* WHAT THE EXERCISE ASKS *
Retype every entry word for word.

[Dataset items]
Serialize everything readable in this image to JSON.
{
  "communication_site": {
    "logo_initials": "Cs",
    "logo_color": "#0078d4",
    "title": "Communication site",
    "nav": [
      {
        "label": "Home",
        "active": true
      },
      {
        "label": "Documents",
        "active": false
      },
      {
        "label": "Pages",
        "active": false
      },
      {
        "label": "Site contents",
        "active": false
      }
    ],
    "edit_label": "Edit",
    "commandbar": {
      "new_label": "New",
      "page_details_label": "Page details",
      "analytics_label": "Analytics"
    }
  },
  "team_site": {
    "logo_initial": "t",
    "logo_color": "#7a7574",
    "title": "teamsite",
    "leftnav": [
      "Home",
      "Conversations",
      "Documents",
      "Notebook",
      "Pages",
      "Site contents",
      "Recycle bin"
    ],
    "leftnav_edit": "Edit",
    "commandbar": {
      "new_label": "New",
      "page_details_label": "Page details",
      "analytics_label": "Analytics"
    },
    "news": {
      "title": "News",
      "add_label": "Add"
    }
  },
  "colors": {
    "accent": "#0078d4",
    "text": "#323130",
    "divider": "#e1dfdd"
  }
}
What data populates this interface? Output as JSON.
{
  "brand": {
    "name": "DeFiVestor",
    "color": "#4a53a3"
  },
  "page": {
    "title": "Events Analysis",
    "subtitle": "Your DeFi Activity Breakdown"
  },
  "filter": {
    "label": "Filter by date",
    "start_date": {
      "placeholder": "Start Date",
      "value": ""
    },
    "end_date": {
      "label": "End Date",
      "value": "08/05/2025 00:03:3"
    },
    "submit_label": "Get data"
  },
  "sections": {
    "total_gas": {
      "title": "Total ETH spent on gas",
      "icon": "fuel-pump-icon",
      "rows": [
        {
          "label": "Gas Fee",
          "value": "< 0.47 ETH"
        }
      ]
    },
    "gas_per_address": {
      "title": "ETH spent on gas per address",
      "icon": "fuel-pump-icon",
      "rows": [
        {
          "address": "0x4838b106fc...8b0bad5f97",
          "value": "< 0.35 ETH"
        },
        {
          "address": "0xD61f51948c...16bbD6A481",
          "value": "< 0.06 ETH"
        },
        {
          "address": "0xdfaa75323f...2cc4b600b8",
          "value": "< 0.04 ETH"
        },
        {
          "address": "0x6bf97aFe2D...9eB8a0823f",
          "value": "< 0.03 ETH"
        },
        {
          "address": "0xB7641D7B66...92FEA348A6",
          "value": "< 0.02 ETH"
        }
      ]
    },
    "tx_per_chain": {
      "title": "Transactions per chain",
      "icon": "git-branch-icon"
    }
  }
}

* ANSWER TO THIS TASK *
Serialize everything readable in this image to JSON.
{
  "communication_site": {
    "logo_initials": "Cs",
    "logo_color": "#0078d4",
    "title": "Communication site",
    "nav": [
      {
        "label": "Home",
        "active": true
      },
      {
        "label": "Documents",
        "active": false
      },
      {
        "label": "Pages",
        "active": false
      },
      {
        "label": "Site contents",
        "active": false
      }
    ],
    "edit_label": "Edit",
    "commandbar": {
      "new_label": "New",
      "page_details_label": "Page details",
      "analytics_label": "Analytics"
    }
  },
  "team_site": {
    "logo_initial": "t",
    "logo_color": "#7a7574",
    "title": "teamsite",
    "leftnav": [
      "Home",
      "Conversations",
      "Documents",
      "Notebook",
      "Pages",
      "Site contents",
      "Recycle bin"
    ],
    "leftnav_edit": "Edit",
    "commandbar": {
      "new_label": "New",
      "page_details_label": "Page details",
      "analytics_label": "Analytics"
    },
    "news": {
      "title": "News",
      "add_label": "Add"
    }
  },
  "colors": {
    "accent": "#0078d4",
    "text": "#323130",
    "divider": "#e1dfdd"
  }
}
What data populates this interface? Output as JSON.
{
  "brand": {
    "name": "DeFiVestor",
    "color": "#4a53a3"
  },
  "page": {
    "title": "Events Analysis",
    "subtitle": "Your DeFi Activity Breakdown"
  },
  "filter": {
    "label": "Filter by date",
    "start_date": {
      "placeholder": "Start Date",
      "value": ""
    },
    "end_date": {
      "label": "End Date",
      "value": "08/05/2025 00:03:3"
    },
    "submit_label": "Get data"
  },
  "sections": {
    "total_gas": {
      "title": "Total ETH spent on gas",
      "icon": "fuel-pump-icon",
      "rows": [
        {
          "label": "Gas Fee",
          "value": "< 0.47 ETH"
        }
      ]
    },
    "gas_per_address": {
      "title": "ETH spent on gas per address",
      "icon": "fuel-pump-icon",
      "rows": [
        {
          "address": "0x4838b106fc...8b0bad5f97",
          "value": "< 0.35 ETH"
        },
        {
          "address": "0xD61f51948c...16bbD6A481",
          "value": "< 0.06 ETH"
        },
        {
          "address": "0xdfaa75323f...2cc4b600b8",
          "value": "< 0.04 ETH"
        },
        {
          "address": "0x6bf97aFe2D...9eB8a0823f",
          "value": "< 0.03 ETH"
        },
        {
          "address": "0xB7641D7B66...92FEA348A6",
          "value": "< 0.02 ETH"
        }
      ]
    },
    "tx_per_chain": {
      "title": "Transactions per chain",
      "icon": "git-branch-icon"
    }
  }
}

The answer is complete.